*Problem to work on:*
Make an exact copy of the entries below.

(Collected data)
_____

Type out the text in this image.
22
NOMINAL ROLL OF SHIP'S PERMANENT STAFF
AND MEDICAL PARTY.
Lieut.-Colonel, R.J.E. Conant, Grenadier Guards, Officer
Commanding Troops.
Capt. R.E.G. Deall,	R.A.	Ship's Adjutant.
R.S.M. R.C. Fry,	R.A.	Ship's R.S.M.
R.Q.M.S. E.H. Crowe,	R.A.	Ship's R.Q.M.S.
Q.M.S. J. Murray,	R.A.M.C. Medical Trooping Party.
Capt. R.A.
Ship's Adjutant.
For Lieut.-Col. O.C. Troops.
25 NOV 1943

_____

*Correct result:*
Type out the text in this image.
22
NOMINAL ROLL OF SHIP'S PERMANENT STAFF
AND MEDICAL PARTY.
Lieut.-Colonel, R.J.E. Conant, Grenadier Guards, Officer
Commanding Troops.
Capt. R.E.G. Deall,	R.A.	Ship's Adjutant.
R.S.M. R.C. Fry,	R.A.	Ship's R.S.M.
R.Q.M.S. E.H. Crowe,	R.A.	Ship's R.Q.M.S.
Q.M.S. J. Murray,	R.A.M.C. Medical Trooping Party.
Capt. R.A.
Ship's Adjutant.
For Lieut.-Col. O.C. Troops.
25 NOV 1943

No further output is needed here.